Input rows:

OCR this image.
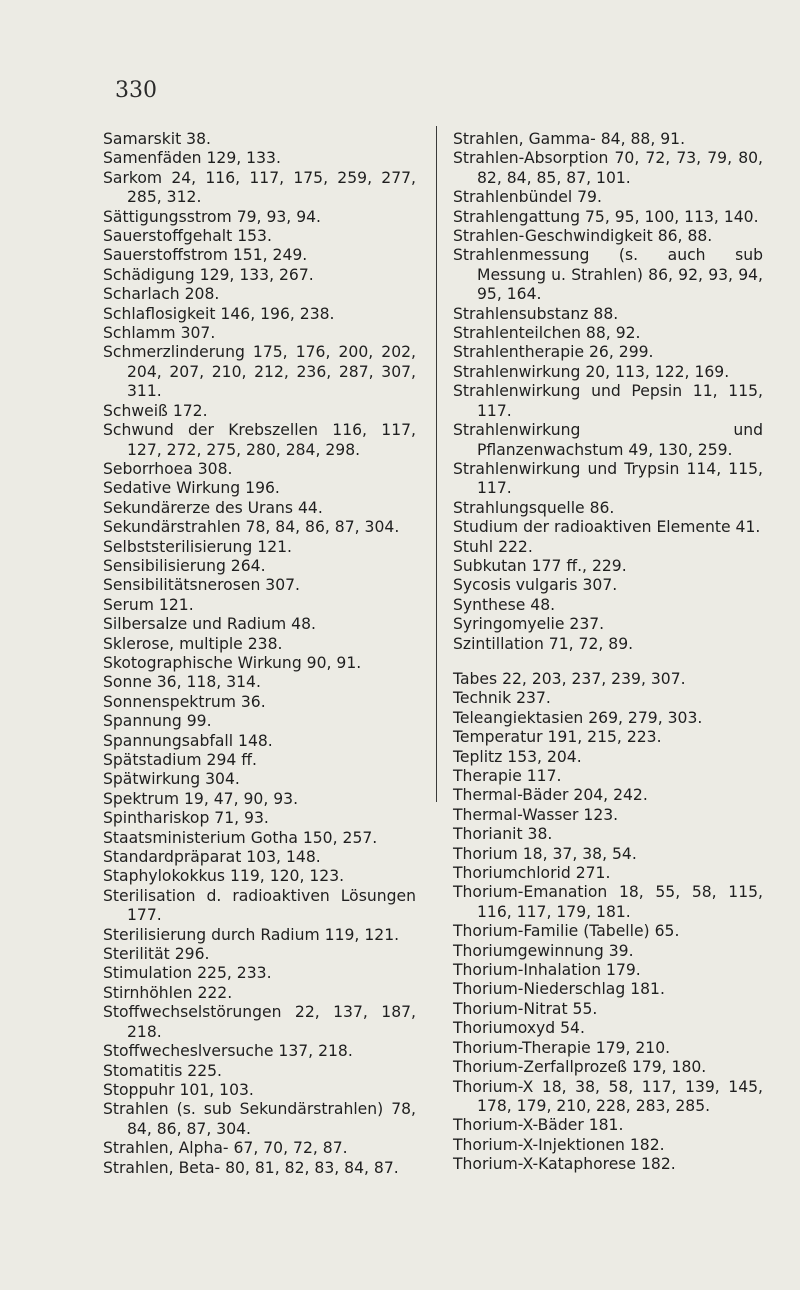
330
Samarskit 38.
Samenfäden 129, 133.
Sarkom 24, 116, 117, 175, 259, 277, 285, 312.
Sättigungsstrom 79, 93, 94.
Sauerstoffgehalt 153.
Sauerstoffstrom 151, 249.
Schädigung 129, 133, 267.
Scharlach 208.
Schlaflosigkeit 146, 196, 238.
Schlamm 307.
Schmerzlinderung 175, 176, 200, 202, 204, 207, 210, 212, 236, 287, 307, 311.
Schweiß 172.
Schwund der Krebszellen 116, 117, 127, 272, 275, 280, 284, 298.
Seborrhoea 308.
Sedative Wirkung 196.
Sekundärerze des Urans 44.
Sekundärstrahlen 78, 84, 86, 87, 304.
Selbststerilisierung 121.
Sensibilisierung 264.
Sensibilitätsnerosen 307.
Serum 121.
Silbersalze und Radium 48.
Sklerose, multiple 238.
Skotographische Wirkung 90, 91.
Sonne 36, 118, 314.
Sonnenspektrum 36.
Spannung 99.
Spannungsabfall 148.
Spätstadium 294 ff.
Spätwirkung 304.
Spektrum 19, 47, 90, 93.
Spinthariskop 71, 93.
Staatsministerium Gotha 150, 257.
Standardpräparat 103, 148.
Staphylokokkus 119, 120, 123.
Sterilisation d. radioaktiven Lösungen 177.
Sterilisierung durch Radium 119, 121.
Sterilität 296.
Stimulation 225, 233.
Stirnhöhlen 222.
Stoffwechselstörungen 22, 137, 187, 218.
Stoffwecheslversuche 137, 218.
Stomatitis 225.
Stoppuhr 101, 103.
Strahlen (s. sub Sekundärstrahlen) 78, 84, 86, 87, 304.
Strahlen, Alpha- 67, 70, 72, 87.
Strahlen, Beta- 80, 81, 82, 83, 84, 87.
Strahlen, Gamma- 84, 88, 91.
Strahlen-Absorption 70, 72, 73, 79, 80, 82, 84, 85, 87, 101.
Strahlenbündel 79.
Strahlengattung 75, 95, 100, 113, 140.
Strahlen-Geschwindigkeit 86, 88.
Strahlenmessung (s. auch sub Messung u. Strahlen) 86, 92, 93, 94, 95, 164.
Strahlensubstanz 88.
Strahlenteilchen 88, 92.
Strahlentherapie 26, 299.
Strahlenwirkung 20, 113, 122, 169.
Strahlenwirkung und Pepsin 11, 115, 117.
Strahlenwirkung und Pflanzenwachstum 49, 130, 259.
Strahlenwirkung und Trypsin 114, 115, 117.
Strahlungsquelle 86.
Studium der radioaktiven Elemente 41.
Stuhl 222.
Subkutan 177 ff., 229.
Sycosis vulgaris 307.
Synthese 48.
Syringomyelie 237.
Szintillation 71, 72, 89.
Tabes 22, 203, 237, 239, 307.
Technik 237.
Teleangiektasien 269, 279, 303.
Temperatur 191, 215, 223.
Teplitz 153, 204.
Therapie 117.
Thermal-Bäder 204, 242.
Thermal-Wasser 123.
Thorianit 38.
Thorium 18, 37, 38, 54.
Thoriumchlorid 271.
Thorium-Emanation 18, 55, 58, 115, 116, 117, 179, 181.
Thorium-Familie (Tabelle) 65.
Thoriumgewinnung 39.
Thorium-Inhalation 179.
Thorium-Niederschlag 181.
Thorium-Nitrat 55.
Thoriumoxyd 54.
Thorium-Therapie 179, 210.
Thorium-Zerfallprozeß 179, 180.
Thorium-X 18, 38, 58, 117, 139, 145, 178, 179, 210, 228, 283, 285.
Thorium-X-Bäder 181.
Thorium-X-Injektionen 182.
Thorium-X-Kataphorese 182.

Problem details:
Transcribe the records verbatim and omit the images.

The response:
OCR this image.
330
Samarskit 38.
Samenfäden 129, 133.
Sarkom 24, 116, 117, 175, 259, 277, 285, 312.
Sättigungsstrom 79, 93, 94.
Sauerstoffgehalt 153.
Sauerstoffstrom 151, 249.
Schädigung 129, 133, 267.
Scharlach 208.
Schlaflosigkeit 146, 196, 238.
Schlamm 307.
Schmerzlinderung 175, 176, 200, 202, 204, 207, 210, 212, 236, 287, 307, 311.
Schweiß 172.
Schwund der Krebszellen 116, 117, 127, 272, 275, 280, 284, 298.
Seborrhoea 308.
Sedative Wirkung 196.
Sekundärerze des Urans 44.
Sekundärstrahlen 78, 84, 86, 87, 304.
Selbststerilisierung 121.
Sensibilisierung 264.
Sensibilitätsnerosen 307.
Serum 121.
Silbersalze und Radium 48.
Sklerose, multiple 238.
Skotographische Wirkung 90, 91.
Sonne 36, 118, 314.
Sonnenspektrum 36.
Spannung 99.
Spannungsabfall 148.
Spätstadium 294 ff.
Spätwirkung 304.
Spektrum 19, 47, 90, 93.
Spinthariskop 71, 93.
Staatsministerium Gotha 150, 257.
Standardpräparat 103, 148.
Staphylokokkus 119, 120, 123.
Sterilisation d. radioaktiven Lösungen 177.
Sterilisierung durch Radium 119, 121.
Sterilität 296.
Stimulation 225, 233.
Stirnhöhlen 222.
Stoffwechselstörungen 22, 137, 187, 218.
Stoffwecheslversuche 137, 218.
Stomatitis 225.
Stoppuhr 101, 103.
Strahlen (s. sub Sekundärstrahlen) 78, 84, 86, 87, 304.
Strahlen, Alpha- 67, 70, 72, 87.
Strahlen, Beta- 80, 81, 82, 83, 84, 87.
Strahlen, Gamma- 84, 88, 91.
Strahlen-Absorption 70, 72, 73, 79, 80, 82, 84, 85, 87, 101.
Strahlenbündel 79.
Strahlengattung 75, 95, 100, 113, 140.
Strahlen-Geschwindigkeit 86, 88.
Strahlenmessung (s. auch sub Messung u. Strahlen) 86, 92, 93, 94, 95, 164.
Strahlensubstanz 88.
Strahlenteilchen 88, 92.
Strahlentherapie 26, 299.
Strahlenwirkung 20, 113, 122, 169.
Strahlenwirkung und Pepsin 11, 115, 117.
Strahlenwirkung und Pflanzenwachstum 49, 130, 259.
Strahlenwirkung und Trypsin 114, 115, 117.
Strahlungsquelle 86.
Studium der radioaktiven Elemente 41.
Stuhl 222.
Subkutan 177 ff., 229.
Sycosis vulgaris 307.
Synthese 48.
Syringomyelie 237.
Szintillation 71, 72, 89.
Tabes 22, 203, 237, 239, 307.
Technik 237.
Teleangiektasien 269, 279, 303.
Temperatur 191, 215, 223.
Teplitz 153, 204.
Therapie 117.
Thermal-Bäder 204, 242.
Thermal-Wasser 123.
Thorianit 38.
Thorium 18, 37, 38, 54.
Thoriumchlorid 271.
Thorium-Emanation 18, 55, 58, 115, 116, 117, 179, 181.
Thorium-Familie (Tabelle) 65.
Thoriumgewinnung 39.
Thorium-Inhalation 179.
Thorium-Niederschlag 181.
Thorium-Nitrat 55.
Thoriumoxyd 54.
Thorium-Therapie 179, 210.
Thorium-Zerfallprozeß 179, 180.
Thorium-X 18, 38, 58, 117, 139, 145, 178, 179, 210, 228, 283, 285.
Thorium-X-Bäder 181.
Thorium-X-Injektionen 182.
Thorium-X-Kataphorese 182.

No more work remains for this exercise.